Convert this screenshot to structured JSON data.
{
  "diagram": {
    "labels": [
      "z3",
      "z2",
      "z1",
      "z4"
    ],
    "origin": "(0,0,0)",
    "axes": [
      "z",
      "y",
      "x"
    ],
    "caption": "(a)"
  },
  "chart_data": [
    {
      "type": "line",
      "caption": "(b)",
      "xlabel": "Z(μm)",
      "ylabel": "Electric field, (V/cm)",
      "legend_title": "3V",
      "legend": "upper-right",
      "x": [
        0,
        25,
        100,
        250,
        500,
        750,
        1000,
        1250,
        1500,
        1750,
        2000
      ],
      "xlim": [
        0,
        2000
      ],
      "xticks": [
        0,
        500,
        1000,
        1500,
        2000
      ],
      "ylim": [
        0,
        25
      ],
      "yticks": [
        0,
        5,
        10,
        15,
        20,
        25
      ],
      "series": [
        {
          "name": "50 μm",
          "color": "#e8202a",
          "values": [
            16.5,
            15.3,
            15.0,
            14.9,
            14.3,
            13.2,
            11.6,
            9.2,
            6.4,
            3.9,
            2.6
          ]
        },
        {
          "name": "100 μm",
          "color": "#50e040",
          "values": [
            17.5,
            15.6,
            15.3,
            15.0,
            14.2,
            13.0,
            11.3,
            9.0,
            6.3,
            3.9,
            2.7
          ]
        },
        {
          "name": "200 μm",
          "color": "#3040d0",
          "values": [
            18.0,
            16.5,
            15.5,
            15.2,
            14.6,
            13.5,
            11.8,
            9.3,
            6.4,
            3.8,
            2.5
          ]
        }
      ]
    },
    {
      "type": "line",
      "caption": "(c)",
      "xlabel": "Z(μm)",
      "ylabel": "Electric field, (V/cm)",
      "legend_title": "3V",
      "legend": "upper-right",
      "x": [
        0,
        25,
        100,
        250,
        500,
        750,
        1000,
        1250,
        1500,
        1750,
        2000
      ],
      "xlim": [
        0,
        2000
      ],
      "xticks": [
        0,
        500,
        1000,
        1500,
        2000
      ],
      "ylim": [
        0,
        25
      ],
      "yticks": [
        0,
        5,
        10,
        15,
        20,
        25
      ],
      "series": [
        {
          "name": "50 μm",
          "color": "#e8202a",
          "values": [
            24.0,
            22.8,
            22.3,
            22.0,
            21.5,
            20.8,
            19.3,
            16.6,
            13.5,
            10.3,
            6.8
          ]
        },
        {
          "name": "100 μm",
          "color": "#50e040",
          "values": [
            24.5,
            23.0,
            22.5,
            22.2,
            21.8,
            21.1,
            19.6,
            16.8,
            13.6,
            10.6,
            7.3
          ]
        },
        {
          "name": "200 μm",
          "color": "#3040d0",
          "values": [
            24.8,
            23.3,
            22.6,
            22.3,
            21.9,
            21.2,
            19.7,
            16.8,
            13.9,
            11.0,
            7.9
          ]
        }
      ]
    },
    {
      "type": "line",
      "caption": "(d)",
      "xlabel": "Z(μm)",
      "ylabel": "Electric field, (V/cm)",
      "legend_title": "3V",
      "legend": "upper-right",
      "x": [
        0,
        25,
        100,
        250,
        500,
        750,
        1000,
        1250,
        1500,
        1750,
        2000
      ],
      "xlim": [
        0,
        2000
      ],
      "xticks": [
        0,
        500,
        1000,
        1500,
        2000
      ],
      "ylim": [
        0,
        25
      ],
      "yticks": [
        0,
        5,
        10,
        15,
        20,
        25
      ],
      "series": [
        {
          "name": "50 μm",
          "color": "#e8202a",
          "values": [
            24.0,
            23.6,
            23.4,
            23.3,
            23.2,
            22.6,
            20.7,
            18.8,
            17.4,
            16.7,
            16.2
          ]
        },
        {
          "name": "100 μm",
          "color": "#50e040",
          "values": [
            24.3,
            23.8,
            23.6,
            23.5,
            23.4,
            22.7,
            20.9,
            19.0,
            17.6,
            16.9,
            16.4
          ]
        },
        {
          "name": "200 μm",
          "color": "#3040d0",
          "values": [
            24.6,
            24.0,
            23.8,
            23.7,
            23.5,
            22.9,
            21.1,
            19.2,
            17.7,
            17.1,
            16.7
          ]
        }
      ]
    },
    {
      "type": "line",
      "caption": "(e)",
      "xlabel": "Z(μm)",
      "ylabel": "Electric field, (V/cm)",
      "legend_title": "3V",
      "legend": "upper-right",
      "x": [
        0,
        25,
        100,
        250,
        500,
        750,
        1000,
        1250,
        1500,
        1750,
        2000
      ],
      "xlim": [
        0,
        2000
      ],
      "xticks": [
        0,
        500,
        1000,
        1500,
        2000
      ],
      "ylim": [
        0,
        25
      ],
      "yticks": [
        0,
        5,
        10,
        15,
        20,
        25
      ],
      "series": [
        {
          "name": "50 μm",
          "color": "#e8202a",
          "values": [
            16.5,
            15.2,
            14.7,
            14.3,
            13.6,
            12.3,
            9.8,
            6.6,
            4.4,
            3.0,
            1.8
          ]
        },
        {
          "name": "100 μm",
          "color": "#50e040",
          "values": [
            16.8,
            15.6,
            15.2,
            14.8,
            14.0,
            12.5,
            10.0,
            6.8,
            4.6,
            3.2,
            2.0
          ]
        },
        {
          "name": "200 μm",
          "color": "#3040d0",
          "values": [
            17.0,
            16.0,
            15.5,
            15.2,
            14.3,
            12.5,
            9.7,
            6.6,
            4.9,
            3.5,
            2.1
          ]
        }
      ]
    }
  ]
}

--

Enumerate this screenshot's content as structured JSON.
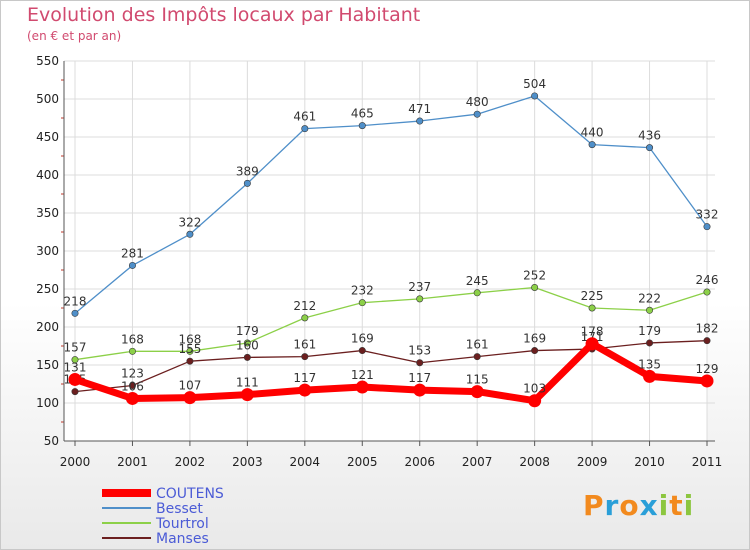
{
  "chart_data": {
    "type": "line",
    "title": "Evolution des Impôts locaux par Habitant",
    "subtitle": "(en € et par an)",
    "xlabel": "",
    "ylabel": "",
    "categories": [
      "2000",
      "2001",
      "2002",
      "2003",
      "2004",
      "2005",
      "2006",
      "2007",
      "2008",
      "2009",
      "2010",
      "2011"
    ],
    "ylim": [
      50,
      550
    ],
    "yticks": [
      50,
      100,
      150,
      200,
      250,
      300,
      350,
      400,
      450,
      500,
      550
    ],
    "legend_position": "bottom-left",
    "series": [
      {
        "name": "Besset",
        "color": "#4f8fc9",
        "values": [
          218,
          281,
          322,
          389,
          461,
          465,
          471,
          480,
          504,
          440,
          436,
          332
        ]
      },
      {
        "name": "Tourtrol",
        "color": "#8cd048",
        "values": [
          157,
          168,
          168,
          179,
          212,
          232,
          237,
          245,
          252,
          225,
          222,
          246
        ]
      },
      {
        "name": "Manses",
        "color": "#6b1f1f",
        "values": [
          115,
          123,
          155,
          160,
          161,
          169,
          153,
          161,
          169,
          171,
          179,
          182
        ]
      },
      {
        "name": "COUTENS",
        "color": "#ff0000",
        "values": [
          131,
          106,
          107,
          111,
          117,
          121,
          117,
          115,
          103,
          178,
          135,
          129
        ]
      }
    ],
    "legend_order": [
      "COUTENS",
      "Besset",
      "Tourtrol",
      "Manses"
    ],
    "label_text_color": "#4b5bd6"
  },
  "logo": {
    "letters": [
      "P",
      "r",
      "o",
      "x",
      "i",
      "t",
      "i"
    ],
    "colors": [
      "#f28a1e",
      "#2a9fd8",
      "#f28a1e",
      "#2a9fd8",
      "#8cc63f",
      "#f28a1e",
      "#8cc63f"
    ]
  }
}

--

Go through the records and copy each line with "structured" in it.

▶ RESULT BELOW:
Convert this screenshot to structured JSON data.
Enumerate this screenshot's content as structured JSON.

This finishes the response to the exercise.